Stated goal: Your task is to restate the data word for word.
··· Data lines ···
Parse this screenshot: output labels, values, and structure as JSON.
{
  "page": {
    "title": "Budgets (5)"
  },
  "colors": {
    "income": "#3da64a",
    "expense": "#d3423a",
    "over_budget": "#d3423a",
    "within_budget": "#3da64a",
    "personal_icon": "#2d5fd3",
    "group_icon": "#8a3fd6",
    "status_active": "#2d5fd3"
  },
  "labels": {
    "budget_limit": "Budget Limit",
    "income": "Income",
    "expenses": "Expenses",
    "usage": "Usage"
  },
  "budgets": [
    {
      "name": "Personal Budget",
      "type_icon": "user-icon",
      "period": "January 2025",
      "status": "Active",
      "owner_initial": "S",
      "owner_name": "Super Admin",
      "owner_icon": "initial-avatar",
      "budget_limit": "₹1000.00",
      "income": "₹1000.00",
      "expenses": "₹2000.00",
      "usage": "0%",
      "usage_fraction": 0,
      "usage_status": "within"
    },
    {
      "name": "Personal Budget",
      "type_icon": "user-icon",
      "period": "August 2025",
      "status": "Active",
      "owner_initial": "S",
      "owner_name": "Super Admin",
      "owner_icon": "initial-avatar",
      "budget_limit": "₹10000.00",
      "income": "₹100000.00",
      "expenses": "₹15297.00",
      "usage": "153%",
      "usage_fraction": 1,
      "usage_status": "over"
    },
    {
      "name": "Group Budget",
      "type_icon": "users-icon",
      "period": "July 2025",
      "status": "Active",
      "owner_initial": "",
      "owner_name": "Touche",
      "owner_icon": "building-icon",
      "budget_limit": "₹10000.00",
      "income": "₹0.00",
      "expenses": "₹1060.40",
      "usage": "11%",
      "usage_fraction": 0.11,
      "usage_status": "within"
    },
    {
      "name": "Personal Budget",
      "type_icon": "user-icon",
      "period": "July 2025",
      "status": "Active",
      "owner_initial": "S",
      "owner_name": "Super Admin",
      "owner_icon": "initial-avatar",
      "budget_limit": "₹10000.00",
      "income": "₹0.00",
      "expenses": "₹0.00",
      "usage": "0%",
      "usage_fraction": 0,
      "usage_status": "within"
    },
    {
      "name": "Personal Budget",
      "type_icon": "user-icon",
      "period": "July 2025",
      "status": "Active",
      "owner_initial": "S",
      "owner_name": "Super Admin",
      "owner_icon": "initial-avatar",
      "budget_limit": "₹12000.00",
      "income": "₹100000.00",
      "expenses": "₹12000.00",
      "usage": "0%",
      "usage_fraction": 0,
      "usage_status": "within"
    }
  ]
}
···
Solution for this exercise:
Parse this screenshot: output labels, values, and structure as JSON.
{
  "page": {
    "title": "Budgets (5)"
  },
  "colors": {
    "income": "#3da64a",
    "expense": "#d3423a",
    "over_budget": "#d3423a",
    "within_budget": "#3da64a",
    "personal_icon": "#2d5fd3",
    "group_icon": "#8a3fd6",
    "status_active": "#2d5fd3"
  },
  "labels": {
    "budget_limit": "Budget Limit",
    "income": "Income",
    "expenses": "Expenses",
    "usage": "Usage"
  },
  "budgets": [
    {
      "name": "Personal Budget",
      "type_icon": "user-icon",
      "period": "January 2025",
      "status": "Active",
      "owner_initial": "S",
      "owner_name": "Super Admin",
      "owner_icon": "initial-avatar",
      "budget_limit": "₹1000.00",
      "income": "₹1000.00",
      "expenses": "₹2000.00",
      "usage": "0%",
      "usage_fraction": 0,
      "usage_status": "within"
    },
    {
      "name": "Personal Budget",
      "type_icon": "user-icon",
      "period": "August 2025",
      "status": "Active",
      "owner_initial": "S",
      "owner_name": "Super Admin",
      "owner_icon": "initial-avatar",
      "budget_limit": "₹10000.00",
      "income": "₹100000.00",
      "expenses": "₹15297.00",
      "usage": "153%",
      "usage_fraction": 1,
      "usage_status": "over"
    },
    {
      "name": "Group Budget",
      "type_icon": "users-icon",
      "period": "July 2025",
      "status": "Active",
      "owner_initial": "",
      "owner_name": "Touche",
      "owner_icon": "building-icon",
      "budget_limit": "₹10000.00",
      "income": "₹0.00",
      "expenses": "₹1060.40",
      "usage": "11%",
      "usage_fraction": 0.11,
      "usage_status": "within"
    },
    {
      "name": "Personal Budget",
      "type_icon": "user-icon",
      "period": "July 2025",
      "status": "Active",
      "owner_initial": "S",
      "owner_name": "Super Admin",
      "owner_icon": "initial-avatar",
      "budget_limit": "₹10000.00",
      "income": "₹0.00",
      "expenses": "₹0.00",
      "usage": "0%",
      "usage_fraction": 0,
      "usage_status": "within"
    },
    {
      "name": "Personal Budget",
      "type_icon": "user-icon",
      "period": "July 2025",
      "status": "Active",
      "owner_initial": "S",
      "owner_name": "Super Admin",
      "owner_icon": "initial-avatar",
      "budget_limit": "₹12000.00",
      "income": "₹100000.00",
      "expenses": "₹12000.00",
      "usage": "0%",
      "usage_fraction": 0,
      "usage_status": "within"
    }
  ]
}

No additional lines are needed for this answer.